Source records:
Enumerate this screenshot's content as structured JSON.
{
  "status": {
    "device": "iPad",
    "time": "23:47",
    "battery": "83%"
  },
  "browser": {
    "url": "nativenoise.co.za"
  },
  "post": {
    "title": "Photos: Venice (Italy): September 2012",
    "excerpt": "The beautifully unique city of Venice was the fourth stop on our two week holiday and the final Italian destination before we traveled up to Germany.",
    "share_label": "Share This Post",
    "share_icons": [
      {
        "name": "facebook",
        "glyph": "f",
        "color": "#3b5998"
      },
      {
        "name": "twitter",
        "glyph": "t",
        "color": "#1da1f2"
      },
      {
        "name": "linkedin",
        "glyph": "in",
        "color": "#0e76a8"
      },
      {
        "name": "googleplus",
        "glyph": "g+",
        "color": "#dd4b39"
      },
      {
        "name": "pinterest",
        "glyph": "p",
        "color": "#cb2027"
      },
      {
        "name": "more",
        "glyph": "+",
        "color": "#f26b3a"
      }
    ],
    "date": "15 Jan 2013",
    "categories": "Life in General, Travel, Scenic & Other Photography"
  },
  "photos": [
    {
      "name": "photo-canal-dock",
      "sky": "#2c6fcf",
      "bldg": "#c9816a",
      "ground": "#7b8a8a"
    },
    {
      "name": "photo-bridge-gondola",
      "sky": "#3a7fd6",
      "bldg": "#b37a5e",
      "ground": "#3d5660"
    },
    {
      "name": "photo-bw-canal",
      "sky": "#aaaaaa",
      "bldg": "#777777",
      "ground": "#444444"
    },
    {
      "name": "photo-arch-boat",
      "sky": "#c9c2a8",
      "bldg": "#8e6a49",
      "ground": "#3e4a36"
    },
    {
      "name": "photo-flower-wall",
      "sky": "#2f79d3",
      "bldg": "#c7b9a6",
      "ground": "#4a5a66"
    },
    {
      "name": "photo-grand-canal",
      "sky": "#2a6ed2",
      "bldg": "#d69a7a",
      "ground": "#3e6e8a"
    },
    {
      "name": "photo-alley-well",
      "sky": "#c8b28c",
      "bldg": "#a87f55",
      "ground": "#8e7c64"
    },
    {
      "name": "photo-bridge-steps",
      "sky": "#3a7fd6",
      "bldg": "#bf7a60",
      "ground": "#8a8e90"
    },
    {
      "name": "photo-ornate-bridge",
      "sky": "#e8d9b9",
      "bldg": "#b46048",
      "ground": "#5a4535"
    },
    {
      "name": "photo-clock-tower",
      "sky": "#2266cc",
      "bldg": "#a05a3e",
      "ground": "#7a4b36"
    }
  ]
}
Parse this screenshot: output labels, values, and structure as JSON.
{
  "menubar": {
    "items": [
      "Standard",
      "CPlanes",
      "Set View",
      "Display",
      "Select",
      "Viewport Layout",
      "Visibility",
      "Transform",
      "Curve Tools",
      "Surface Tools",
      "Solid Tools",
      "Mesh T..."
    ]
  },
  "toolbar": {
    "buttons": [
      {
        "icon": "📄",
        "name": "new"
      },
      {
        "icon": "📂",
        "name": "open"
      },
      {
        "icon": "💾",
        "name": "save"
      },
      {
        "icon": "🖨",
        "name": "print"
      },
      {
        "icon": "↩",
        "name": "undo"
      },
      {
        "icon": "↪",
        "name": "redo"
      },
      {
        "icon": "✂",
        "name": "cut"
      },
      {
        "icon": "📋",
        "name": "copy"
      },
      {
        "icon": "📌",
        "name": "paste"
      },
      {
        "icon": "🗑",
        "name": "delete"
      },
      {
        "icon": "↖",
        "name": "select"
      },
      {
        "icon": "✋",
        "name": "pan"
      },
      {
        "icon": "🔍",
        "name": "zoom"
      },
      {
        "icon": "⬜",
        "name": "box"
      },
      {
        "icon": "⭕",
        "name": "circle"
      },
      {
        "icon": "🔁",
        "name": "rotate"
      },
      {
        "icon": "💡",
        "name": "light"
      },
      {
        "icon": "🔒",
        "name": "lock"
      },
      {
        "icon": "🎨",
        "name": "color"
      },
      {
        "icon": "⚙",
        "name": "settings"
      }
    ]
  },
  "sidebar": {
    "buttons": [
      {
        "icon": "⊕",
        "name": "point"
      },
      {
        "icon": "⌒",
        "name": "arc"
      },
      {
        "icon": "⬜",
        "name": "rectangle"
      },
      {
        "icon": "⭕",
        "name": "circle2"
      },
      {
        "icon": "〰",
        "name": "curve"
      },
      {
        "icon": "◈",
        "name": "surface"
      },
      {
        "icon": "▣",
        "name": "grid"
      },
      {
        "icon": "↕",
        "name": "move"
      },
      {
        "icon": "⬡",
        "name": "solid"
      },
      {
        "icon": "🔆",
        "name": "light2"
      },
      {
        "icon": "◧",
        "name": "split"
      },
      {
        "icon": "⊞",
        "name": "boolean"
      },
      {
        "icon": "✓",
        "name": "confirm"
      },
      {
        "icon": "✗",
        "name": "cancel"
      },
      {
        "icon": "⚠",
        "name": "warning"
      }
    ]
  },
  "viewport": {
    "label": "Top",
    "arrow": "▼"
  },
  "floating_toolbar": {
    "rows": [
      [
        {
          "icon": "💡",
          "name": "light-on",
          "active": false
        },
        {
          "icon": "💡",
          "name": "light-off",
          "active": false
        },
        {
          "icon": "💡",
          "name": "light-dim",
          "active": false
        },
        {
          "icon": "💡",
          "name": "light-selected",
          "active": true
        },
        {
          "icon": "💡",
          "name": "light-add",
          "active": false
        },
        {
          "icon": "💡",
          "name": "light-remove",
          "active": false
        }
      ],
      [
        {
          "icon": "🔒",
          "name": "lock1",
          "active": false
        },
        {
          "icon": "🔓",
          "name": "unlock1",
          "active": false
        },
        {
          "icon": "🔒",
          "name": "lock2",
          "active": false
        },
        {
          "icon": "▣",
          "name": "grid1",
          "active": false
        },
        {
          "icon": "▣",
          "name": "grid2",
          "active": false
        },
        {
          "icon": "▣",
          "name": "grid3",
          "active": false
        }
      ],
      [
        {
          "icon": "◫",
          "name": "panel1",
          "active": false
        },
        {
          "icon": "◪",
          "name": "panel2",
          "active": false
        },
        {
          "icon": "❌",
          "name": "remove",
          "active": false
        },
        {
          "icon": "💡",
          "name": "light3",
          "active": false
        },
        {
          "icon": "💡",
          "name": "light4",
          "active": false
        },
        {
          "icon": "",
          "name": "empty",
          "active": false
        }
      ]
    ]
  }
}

**Work to be completed:** Your task is to print the whole listing again exactly.

**Result of this task:**
Enumerate this screenshot's content as structured JSON.
{
  "status": {
    "device": "iPad",
    "time": "23:47",
    "battery": "83%"
  },
  "browser": {
    "url": "nativenoise.co.za"
  },
  "post": {
    "title": "Photos: Venice (Italy): September 2012",
    "excerpt": "The beautifully unique city of Venice was the fourth stop on our two week holiday and the final Italian destination before we traveled up to Germany.",
    "share_label": "Share This Post",
    "share_icons": [
      {
        "name": "facebook",
        "glyph": "f",
        "color": "#3b5998"
      },
      {
        "name": "twitter",
        "glyph": "t",
        "color": "#1da1f2"
      },
      {
        "name": "linkedin",
        "glyph": "in",
        "color": "#0e76a8"
      },
      {
        "name": "googleplus",
        "glyph": "g+",
        "color": "#dd4b39"
      },
      {
        "name": "pinterest",
        "glyph": "p",
        "color": "#cb2027"
      },
      {
        "name": "more",
        "glyph": "+",
        "color": "#f26b3a"
      }
    ],
    "date": "15 Jan 2013",
    "categories": "Life in General, Travel, Scenic & Other Photography"
  },
  "photos": [
    {
      "name": "photo-canal-dock",
      "sky": "#2c6fcf",
      "bldg": "#c9816a",
      "ground": "#7b8a8a"
    },
    {
      "name": "photo-bridge-gondola",
      "sky": "#3a7fd6",
      "bldg": "#b37a5e",
      "ground": "#3d5660"
    },
    {
      "name": "photo-bw-canal",
      "sky": "#aaaaaa",
      "bldg": "#777777",
      "ground": "#444444"
    },
    {
      "name": "photo-arch-boat",
      "sky": "#c9c2a8",
      "bldg": "#8e6a49",
      "ground": "#3e4a36"
    },
    {
      "name": "photo-flower-wall",
      "sky": "#2f79d3",
      "bldg": "#c7b9a6",
      "ground": "#4a5a66"
    },
    {
      "name": "photo-grand-canal",
      "sky": "#2a6ed2",
      "bldg": "#d69a7a",
      "ground": "#3e6e8a"
    },
    {
      "name": "photo-alley-well",
      "sky": "#c8b28c",
      "bldg": "#a87f55",
      "ground": "#8e7c64"
    },
    {
      "name": "photo-bridge-steps",
      "sky": "#3a7fd6",
      "bldg": "#bf7a60",
      "ground": "#8a8e90"
    },
    {
      "name": "photo-ornate-bridge",
      "sky": "#e8d9b9",
      "bldg": "#b46048",
      "ground": "#5a4535"
    },
    {
      "name": "photo-clock-tower",
      "sky": "#2266cc",
      "bldg": "#a05a3e",
      "ground": "#7a4b36"
    }
  ]
}
Parse this screenshot: output labels, values, and structure as JSON.
{
  "menubar": {
    "items": [
      "Standard",
      "CPlanes",
      "Set View",
      "Display",
      "Select",
      "Viewport Layout",
      "Visibility",
      "Transform",
      "Curve Tools",
      "Surface Tools",
      "Solid Tools",
      "Mesh T..."
    ]
  },
  "toolbar": {
    "buttons": [
      {
        "icon": "📄",
        "name": "new"
      },
      {
        "icon": "📂",
        "name": "open"
      },
      {
        "icon": "💾",
        "name": "save"
      },
      {
        "icon": "🖨",
        "name": "print"
      },
      {
        "icon": "↩",
        "name": "undo"
      },
      {
        "icon": "↪",
        "name": "redo"
      },
      {
        "icon": "✂",
        "name": "cut"
      },
      {
        "icon": "📋",
        "name": "copy"
      },
      {
        "icon": "📌",
        "name": "paste"
      },
      {
        "icon": "🗑",
        "name": "delete"
      },
      {
        "icon": "↖",
        "name": "select"
      },
      {
        "icon": "✋",
        "name": "pan"
      },
      {
        "icon": "🔍",
        "name": "zoom"
      },
      {
        "icon": "⬜",
        "name": "box"
      },
      {
        "icon": "⭕",
        "name": "circle"
      },
      {
        "icon": "🔁",
        "name": "rotate"
      },
      {
        "icon": "💡",
        "name": "light"
      },
      {
        "icon": "🔒",
        "name": "lock"
      },
      {
        "icon": "🎨",
        "name": "color"
      },
      {
        "icon": "⚙",
        "name": "settings"
      }
    ]
  },
  "sidebar": {
    "buttons": [
      {
        "icon": "⊕",
        "name": "point"
      },
      {
        "icon": "⌒",
        "name": "arc"
      },
      {
        "icon": "⬜",
        "name": "rectangle"
      },
      {
        "icon": "⭕",
        "name": "circle2"
      },
      {
        "icon": "〰",
        "name": "curve"
      },
      {
        "icon": "◈",
        "name": "surface"
      },
      {
        "icon": "▣",
        "name": "grid"
      },
      {
        "icon": "↕",
        "name": "move"
      },
      {
        "icon": "⬡",
        "name": "solid"
      },
      {
        "icon": "🔆",
        "name": "light2"
      },
      {
        "icon": "◧",
        "name": "split"
      },
      {
        "icon": "⊞",
        "name": "boolean"
      },
      {
        "icon": "✓",
        "name": "confirm"
      },
      {
        "icon": "✗",
        "name": "cancel"
      },
      {
        "icon": "⚠",
        "name": "warning"
      }
    ]
  },
  "viewport": {
    "label": "Top",
    "arrow": "▼"
  },
  "floating_toolbar": {
    "rows": [
      [
        {
          "icon": "💡",
          "name": "light-on",
          "active": false
        },
        {
          "icon": "💡",
          "name": "light-off",
          "active": false
        },
        {
          "icon": "💡",
          "name": "light-dim",
          "active": false
        },
        {
          "icon": "💡",
          "name": "light-selected",
          "active": true
        },
        {
          "icon": "💡",
          "name": "light-add",
          "active": false
        },
        {
          "icon": "💡",
          "name": "light-remove",
          "active": false
        }
      ],
      [
        {
          "icon": "🔒",
          "name": "lock1",
          "active": false
        },
        {
          "icon": "🔓",
          "name": "unlock1",
          "active": false
        },
        {
          "icon": "🔒",
          "name": "lock2",
          "active": false
        },
        {
          "icon": "▣",
          "name": "grid1",
          "active": false
        },
        {
          "icon": "▣",
          "name": "grid2",
          "active": false
        },
        {
          "icon": "▣",
          "name": "grid3",
          "active": false
        }
      ],
      [
        {
          "icon": "◫",
          "name": "panel1",
          "active": false
        },
        {
          "icon": "◪",
          "name": "panel2",
          "active": false
        },
        {
          "icon": "❌",
          "name": "remove",
          "active": false
        },
        {
          "icon": "💡",
          "name": "light3",
          "active": false
        },
        {
          "icon": "💡",
          "name": "light4",
          "active": false
        },
        {
          "icon": "",
          "name": "empty",
          "active": false
        }
      ]
    ]
  }
}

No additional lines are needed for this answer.